* [TASK DIRECTIONS] Transcribe every line exactly. Leave the pictures behind.

*****

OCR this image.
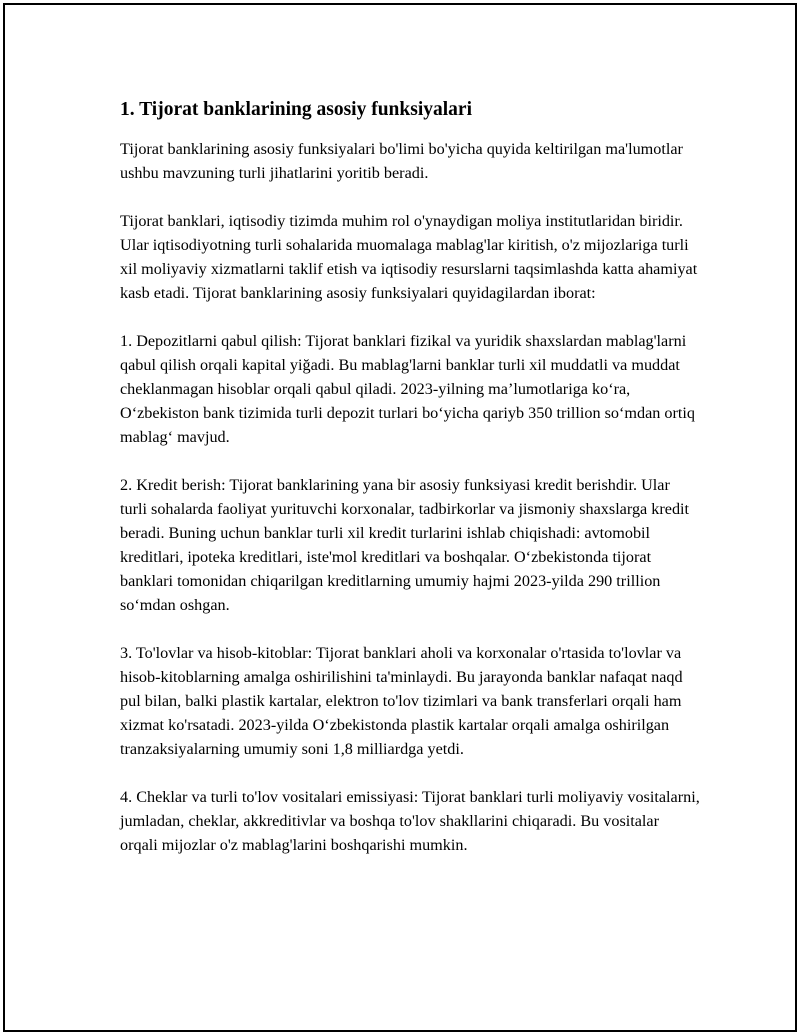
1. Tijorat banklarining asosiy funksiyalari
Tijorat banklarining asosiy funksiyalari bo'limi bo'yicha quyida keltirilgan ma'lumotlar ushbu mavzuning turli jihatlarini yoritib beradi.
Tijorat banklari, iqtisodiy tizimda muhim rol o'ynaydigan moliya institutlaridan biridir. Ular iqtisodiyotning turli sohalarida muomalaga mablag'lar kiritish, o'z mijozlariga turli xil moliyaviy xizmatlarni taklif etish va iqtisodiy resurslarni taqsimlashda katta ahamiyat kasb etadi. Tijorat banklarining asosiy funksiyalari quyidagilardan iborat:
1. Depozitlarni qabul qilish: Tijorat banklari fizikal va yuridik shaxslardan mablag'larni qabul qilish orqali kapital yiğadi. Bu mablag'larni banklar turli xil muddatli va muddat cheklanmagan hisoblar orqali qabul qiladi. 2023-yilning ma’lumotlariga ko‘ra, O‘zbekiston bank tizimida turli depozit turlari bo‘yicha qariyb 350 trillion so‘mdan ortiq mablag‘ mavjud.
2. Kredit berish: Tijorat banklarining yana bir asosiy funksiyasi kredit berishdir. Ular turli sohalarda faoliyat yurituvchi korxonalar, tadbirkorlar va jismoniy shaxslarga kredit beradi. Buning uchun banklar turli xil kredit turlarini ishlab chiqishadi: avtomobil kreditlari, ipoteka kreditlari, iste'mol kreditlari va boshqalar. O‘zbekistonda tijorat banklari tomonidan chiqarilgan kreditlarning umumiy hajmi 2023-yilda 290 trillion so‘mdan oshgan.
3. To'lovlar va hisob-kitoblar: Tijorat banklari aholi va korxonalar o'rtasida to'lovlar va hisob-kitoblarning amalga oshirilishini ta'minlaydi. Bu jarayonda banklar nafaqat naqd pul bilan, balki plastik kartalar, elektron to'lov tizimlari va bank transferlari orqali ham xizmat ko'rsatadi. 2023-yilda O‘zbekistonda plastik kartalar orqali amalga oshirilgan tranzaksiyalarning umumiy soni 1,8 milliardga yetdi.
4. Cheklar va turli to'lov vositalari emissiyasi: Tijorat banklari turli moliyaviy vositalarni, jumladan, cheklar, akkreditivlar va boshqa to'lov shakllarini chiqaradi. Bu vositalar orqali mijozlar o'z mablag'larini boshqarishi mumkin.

*****

* [CORRECT OUTPUT]
OCR this image.
1. Tijorat banklarining asosiy funksiyalari
Tijorat banklarining asosiy funksiyalari bo'limi bo'yicha quyida keltirilgan ma'lumotlar ushbu mavzuning turli jihatlarini yoritib beradi.
Tijorat banklari, iqtisodiy tizimda muhim rol o'ynaydigan moliya institutlaridan biridir. Ular iqtisodiyotning turli sohalarida muomalaga mablag'lar kiritish, o'z mijozlariga turli xil moliyaviy xizmatlarni taklif etish va iqtisodiy resurslarni taqsimlashda katta ahamiyat kasb etadi. Tijorat banklarining asosiy funksiyalari quyidagilardan iborat:
1. Depozitlarni qabul qilish: Tijorat banklari fizikal va yuridik shaxslardan mablag'larni qabul qilish orqali kapital yiğadi. Bu mablag'larni banklar turli xil muddatli va muddat cheklanmagan hisoblar orqali qabul qiladi. 2023-yilning ma’lumotlariga ko‘ra, O‘zbekiston bank tizimida turli depozit turlari bo‘yicha qariyb 350 trillion so‘mdan ortiq mablag‘ mavjud.
2. Kredit berish: Tijorat banklarining yana bir asosiy funksiyasi kredit berishdir. Ular turli sohalarda faoliyat yurituvchi korxonalar, tadbirkorlar va jismoniy shaxslarga kredit beradi. Buning uchun banklar turli xil kredit turlarini ishlab chiqishadi: avtomobil kreditlari, ipoteka kreditlari, iste'mol kreditlari va boshqalar. O‘zbekistonda tijorat banklari tomonidan chiqarilgan kreditlarning umumiy hajmi 2023-yilda 290 trillion so‘mdan oshgan.
3. To'lovlar va hisob-kitoblar: Tijorat banklari aholi va korxonalar o'rtasida to'lovlar va hisob-kitoblarning amalga oshirilishini ta'minlaydi. Bu jarayonda banklar nafaqat naqd pul bilan, balki plastik kartalar, elektron to'lov tizimlari va bank transferlari orqali ham xizmat ko'rsatadi. 2023-yilda O‘zbekistonda plastik kartalar orqali amalga oshirilgan tranzaksiyalarning umumiy soni 1,8 milliardga yetdi.
4. Cheklar va turli to'lov vositalari emissiyasi: Tijorat banklari turli moliyaviy vositalarni, jumladan, cheklar, akkreditivlar va boshqa to'lov shakllarini chiqaradi. Bu vositalar orqali mijozlar o'z mablag'larini boshqarishi mumkin.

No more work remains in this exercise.